##### DATASET ENTRIES #####

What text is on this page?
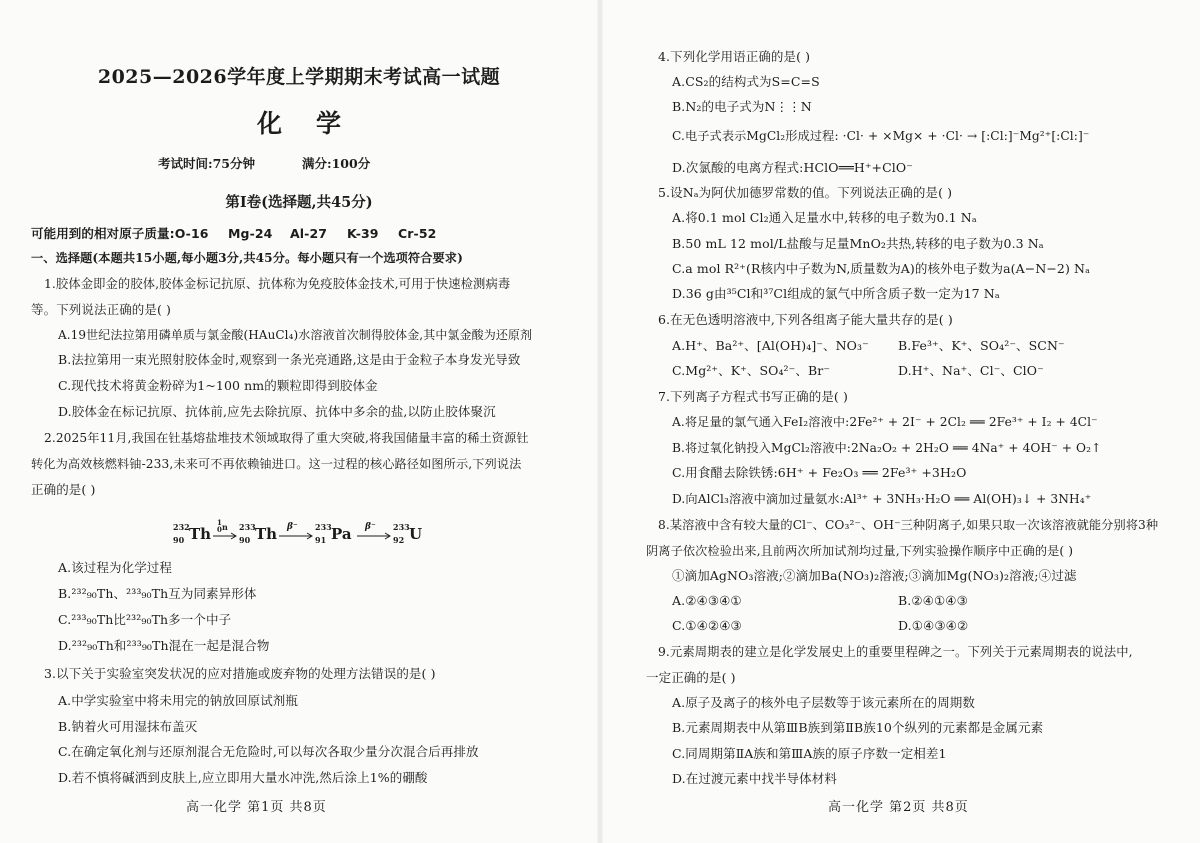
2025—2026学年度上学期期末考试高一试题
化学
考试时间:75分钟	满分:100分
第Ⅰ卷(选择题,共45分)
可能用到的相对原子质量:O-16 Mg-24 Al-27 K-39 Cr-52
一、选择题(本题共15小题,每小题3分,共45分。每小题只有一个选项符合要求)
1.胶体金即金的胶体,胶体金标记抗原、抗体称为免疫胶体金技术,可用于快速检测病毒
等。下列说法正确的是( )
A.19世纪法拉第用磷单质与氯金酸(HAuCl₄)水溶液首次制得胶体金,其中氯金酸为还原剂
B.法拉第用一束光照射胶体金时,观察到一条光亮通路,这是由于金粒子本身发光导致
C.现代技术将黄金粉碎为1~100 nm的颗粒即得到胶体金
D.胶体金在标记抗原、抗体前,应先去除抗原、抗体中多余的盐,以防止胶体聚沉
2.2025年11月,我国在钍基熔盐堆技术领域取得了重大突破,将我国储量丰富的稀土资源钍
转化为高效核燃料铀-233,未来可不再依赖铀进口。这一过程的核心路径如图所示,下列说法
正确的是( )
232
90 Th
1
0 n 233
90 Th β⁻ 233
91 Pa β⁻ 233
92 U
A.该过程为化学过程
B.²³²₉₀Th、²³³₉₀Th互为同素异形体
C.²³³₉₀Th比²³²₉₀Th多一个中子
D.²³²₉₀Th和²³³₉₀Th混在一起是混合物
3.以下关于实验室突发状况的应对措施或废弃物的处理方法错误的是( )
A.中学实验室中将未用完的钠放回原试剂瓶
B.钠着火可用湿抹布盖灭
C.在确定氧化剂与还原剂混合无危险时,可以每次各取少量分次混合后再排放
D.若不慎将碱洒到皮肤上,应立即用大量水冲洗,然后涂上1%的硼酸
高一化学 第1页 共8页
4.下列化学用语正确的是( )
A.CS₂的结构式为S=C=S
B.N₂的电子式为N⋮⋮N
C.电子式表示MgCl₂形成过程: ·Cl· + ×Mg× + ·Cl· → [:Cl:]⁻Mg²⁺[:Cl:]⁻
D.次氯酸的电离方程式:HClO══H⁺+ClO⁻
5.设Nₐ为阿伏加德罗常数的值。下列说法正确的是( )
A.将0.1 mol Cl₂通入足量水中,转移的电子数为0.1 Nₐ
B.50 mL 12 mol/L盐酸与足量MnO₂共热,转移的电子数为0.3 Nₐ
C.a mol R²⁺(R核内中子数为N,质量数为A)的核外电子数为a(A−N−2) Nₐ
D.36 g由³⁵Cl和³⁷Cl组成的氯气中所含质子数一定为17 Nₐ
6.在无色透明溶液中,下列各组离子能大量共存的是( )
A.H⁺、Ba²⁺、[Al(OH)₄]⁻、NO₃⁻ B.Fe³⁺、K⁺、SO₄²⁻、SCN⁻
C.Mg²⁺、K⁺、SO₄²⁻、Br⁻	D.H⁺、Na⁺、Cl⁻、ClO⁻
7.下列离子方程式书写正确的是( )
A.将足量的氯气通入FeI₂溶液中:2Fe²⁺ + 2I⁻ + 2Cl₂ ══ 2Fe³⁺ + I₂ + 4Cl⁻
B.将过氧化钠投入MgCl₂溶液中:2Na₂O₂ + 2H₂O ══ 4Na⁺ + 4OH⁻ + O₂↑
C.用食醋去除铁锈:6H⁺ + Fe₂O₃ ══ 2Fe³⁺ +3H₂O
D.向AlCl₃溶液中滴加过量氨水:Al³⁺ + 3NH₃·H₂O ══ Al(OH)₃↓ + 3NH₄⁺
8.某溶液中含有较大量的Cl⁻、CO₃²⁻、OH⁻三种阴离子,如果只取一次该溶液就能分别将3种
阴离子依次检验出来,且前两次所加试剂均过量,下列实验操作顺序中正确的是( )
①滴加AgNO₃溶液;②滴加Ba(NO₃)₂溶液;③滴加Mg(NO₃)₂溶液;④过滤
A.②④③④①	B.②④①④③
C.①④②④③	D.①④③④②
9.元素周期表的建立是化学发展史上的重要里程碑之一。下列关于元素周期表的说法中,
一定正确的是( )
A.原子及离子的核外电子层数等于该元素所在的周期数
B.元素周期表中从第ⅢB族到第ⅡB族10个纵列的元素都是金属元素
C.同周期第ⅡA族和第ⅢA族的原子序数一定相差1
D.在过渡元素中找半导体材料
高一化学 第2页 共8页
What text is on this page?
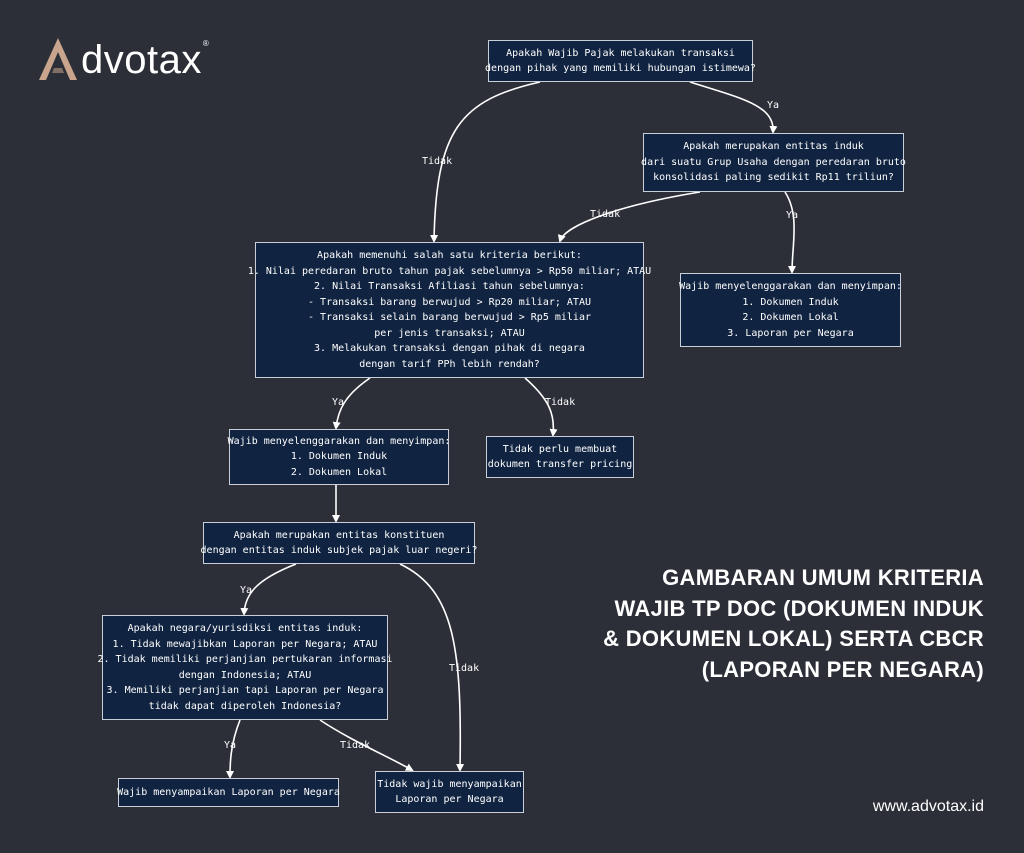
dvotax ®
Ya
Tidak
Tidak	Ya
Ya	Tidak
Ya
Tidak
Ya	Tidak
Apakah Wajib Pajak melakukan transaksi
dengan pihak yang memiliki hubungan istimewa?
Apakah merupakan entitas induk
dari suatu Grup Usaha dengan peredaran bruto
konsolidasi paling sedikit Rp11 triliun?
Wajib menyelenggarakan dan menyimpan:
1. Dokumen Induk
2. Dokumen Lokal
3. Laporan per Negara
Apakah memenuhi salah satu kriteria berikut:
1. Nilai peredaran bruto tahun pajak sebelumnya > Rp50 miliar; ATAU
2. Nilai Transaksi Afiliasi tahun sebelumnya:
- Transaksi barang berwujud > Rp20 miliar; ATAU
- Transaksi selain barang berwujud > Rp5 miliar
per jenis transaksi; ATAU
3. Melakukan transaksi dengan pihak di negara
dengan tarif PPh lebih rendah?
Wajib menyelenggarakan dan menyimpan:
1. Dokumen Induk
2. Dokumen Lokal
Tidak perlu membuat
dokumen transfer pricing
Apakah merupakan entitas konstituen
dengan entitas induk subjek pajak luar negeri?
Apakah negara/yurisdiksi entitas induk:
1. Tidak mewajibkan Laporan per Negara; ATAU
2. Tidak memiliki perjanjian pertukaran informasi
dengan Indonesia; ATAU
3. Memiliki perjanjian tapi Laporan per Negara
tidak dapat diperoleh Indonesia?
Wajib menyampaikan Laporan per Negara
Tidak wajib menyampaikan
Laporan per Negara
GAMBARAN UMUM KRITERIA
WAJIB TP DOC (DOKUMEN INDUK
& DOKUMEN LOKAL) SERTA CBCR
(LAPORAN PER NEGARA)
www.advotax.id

#####

▸ **OBJECTIVE**:
Of the lines in this material, state how many hold the string "Indonesia". Write no other words.

▸ **EXPECTED ANSWER**:
2